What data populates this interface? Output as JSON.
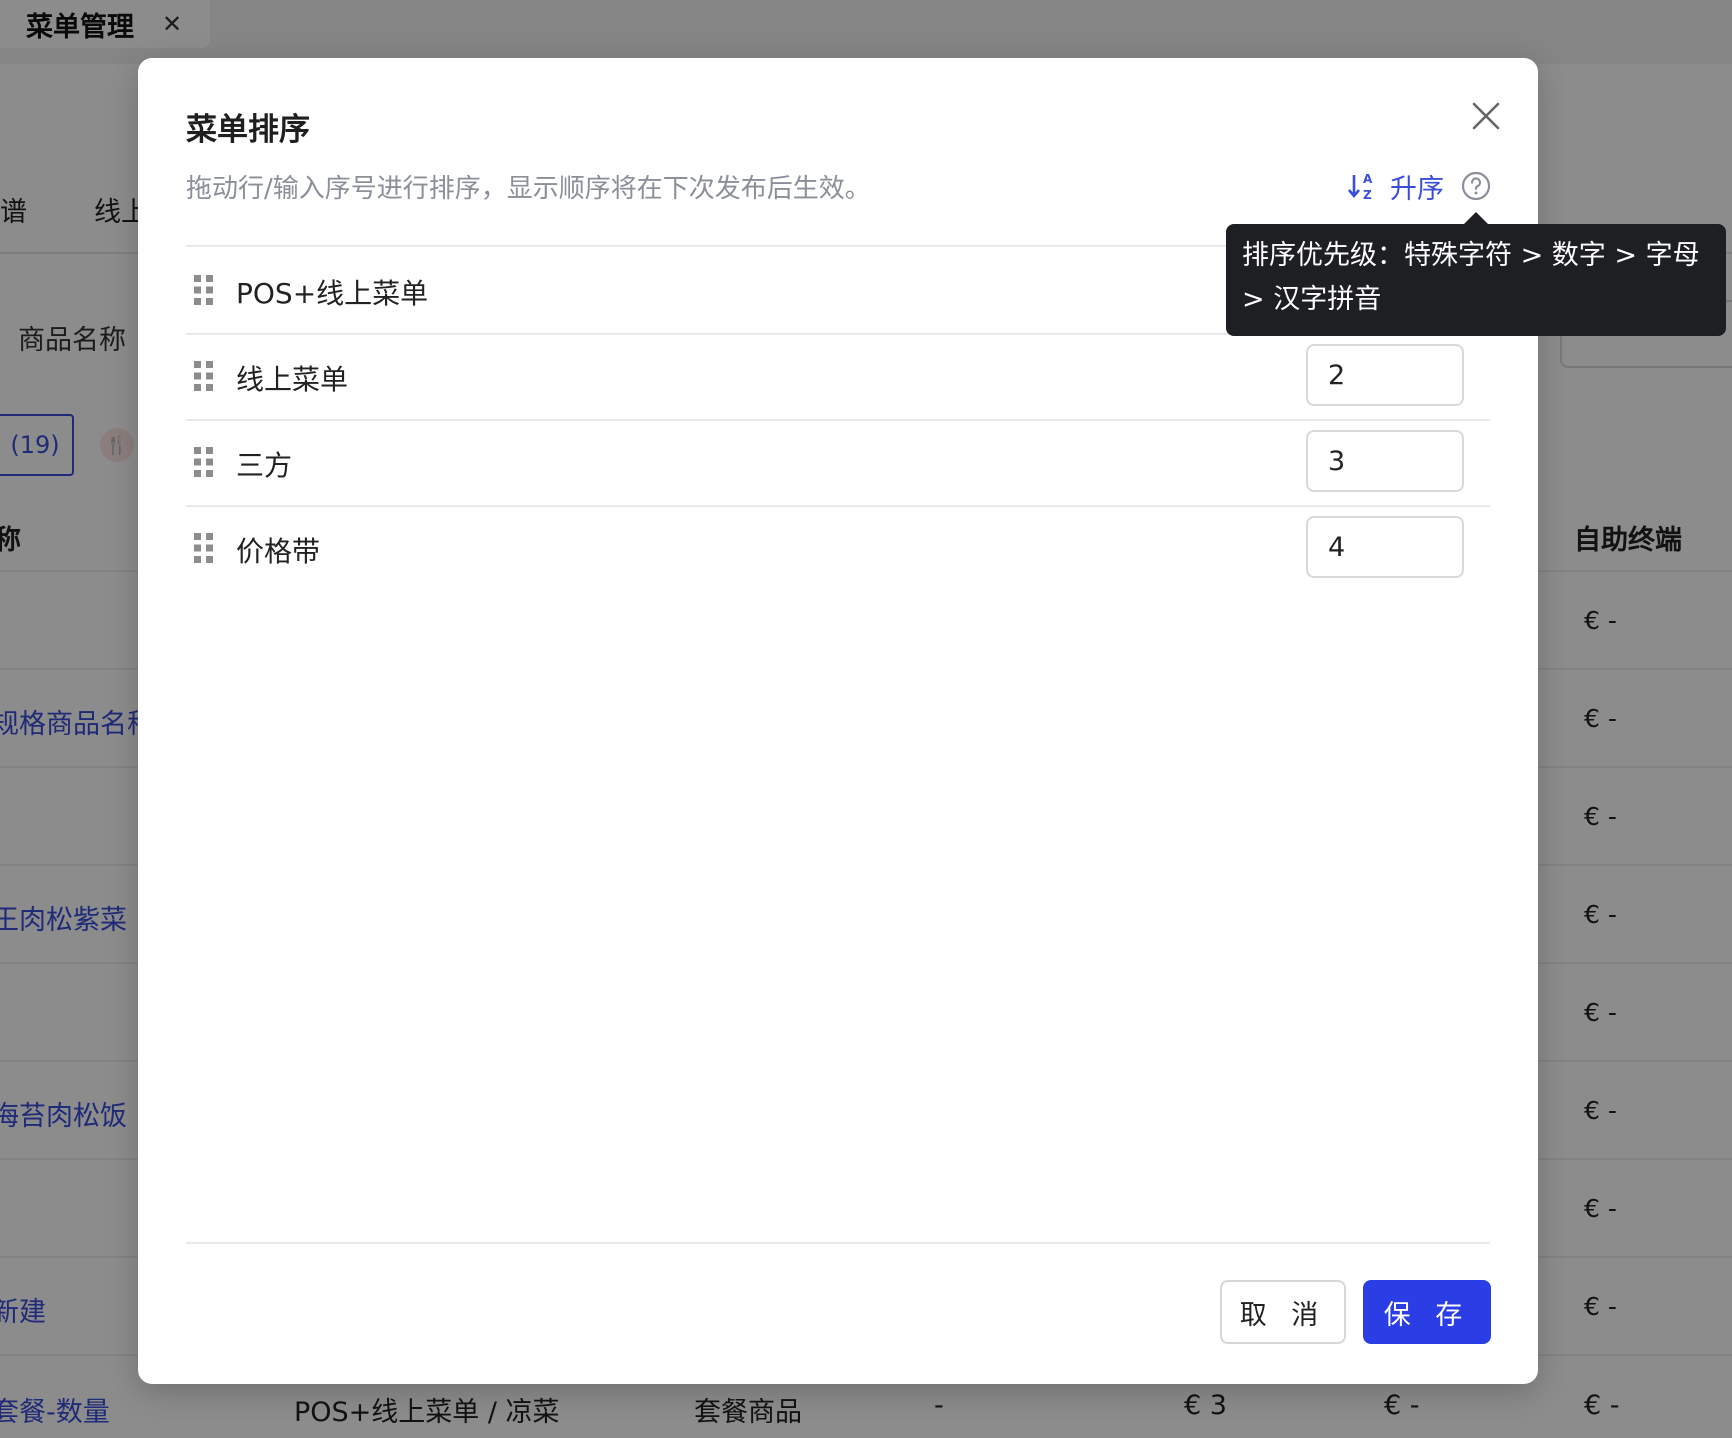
{
  "background": {
    "top_tab": {
      "title": "菜单管理",
      "close_icon": "close-icon"
    },
    "nav_fragments": [
      "谱",
      "线上"
    ],
    "filter_label": "商品名称",
    "count_chip": "(19)",
    "column_head_left": "称",
    "column_head_right": "自助终端",
    "row_links": [
      "规格商品名称",
      "王肉松紫菜",
      "海苔肉松饭",
      "新建",
      "套餐-数量"
    ],
    "euro_cells": [
      "€ -",
      "€ -",
      "€ -",
      "€ -",
      "€ -",
      "€ -",
      "€ -",
      "€ -",
      "€ -"
    ],
    "last_row": {
      "category": "POS+线上菜单 / 凉菜",
      "type": "套餐商品",
      "dash": "-",
      "price1": "€ 3",
      "price2": "€ -",
      "price3": "€ -"
    }
  },
  "modal": {
    "title": "菜单排序",
    "description": "拖动行/输入序号进行排序，显示顺序将在下次发布后生效。",
    "sort_label": "升序",
    "tooltip": "排序优先级：特殊字符 > 数字 > 字母 > 汉字拼音",
    "rows": [
      {
        "name": "POS+线上菜单",
        "order": "1"
      },
      {
        "name": "线上菜单",
        "order": "2"
      },
      {
        "name": "三方",
        "order": "3"
      },
      {
        "name": "价格带",
        "order": "4"
      }
    ],
    "cancel_label": "取 消",
    "save_label": "保 存"
  },
  "colors": {
    "primary": "#2b3ee6",
    "link": "#3a4ddb",
    "tooltip_bg": "#1d1f23",
    "overlay": "rgba(0,0,0,0.45)"
  }
}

## Requirements
For the entries above, count the lines that contain the string "name", and state that number without further comment.

## Reply to the exercise
4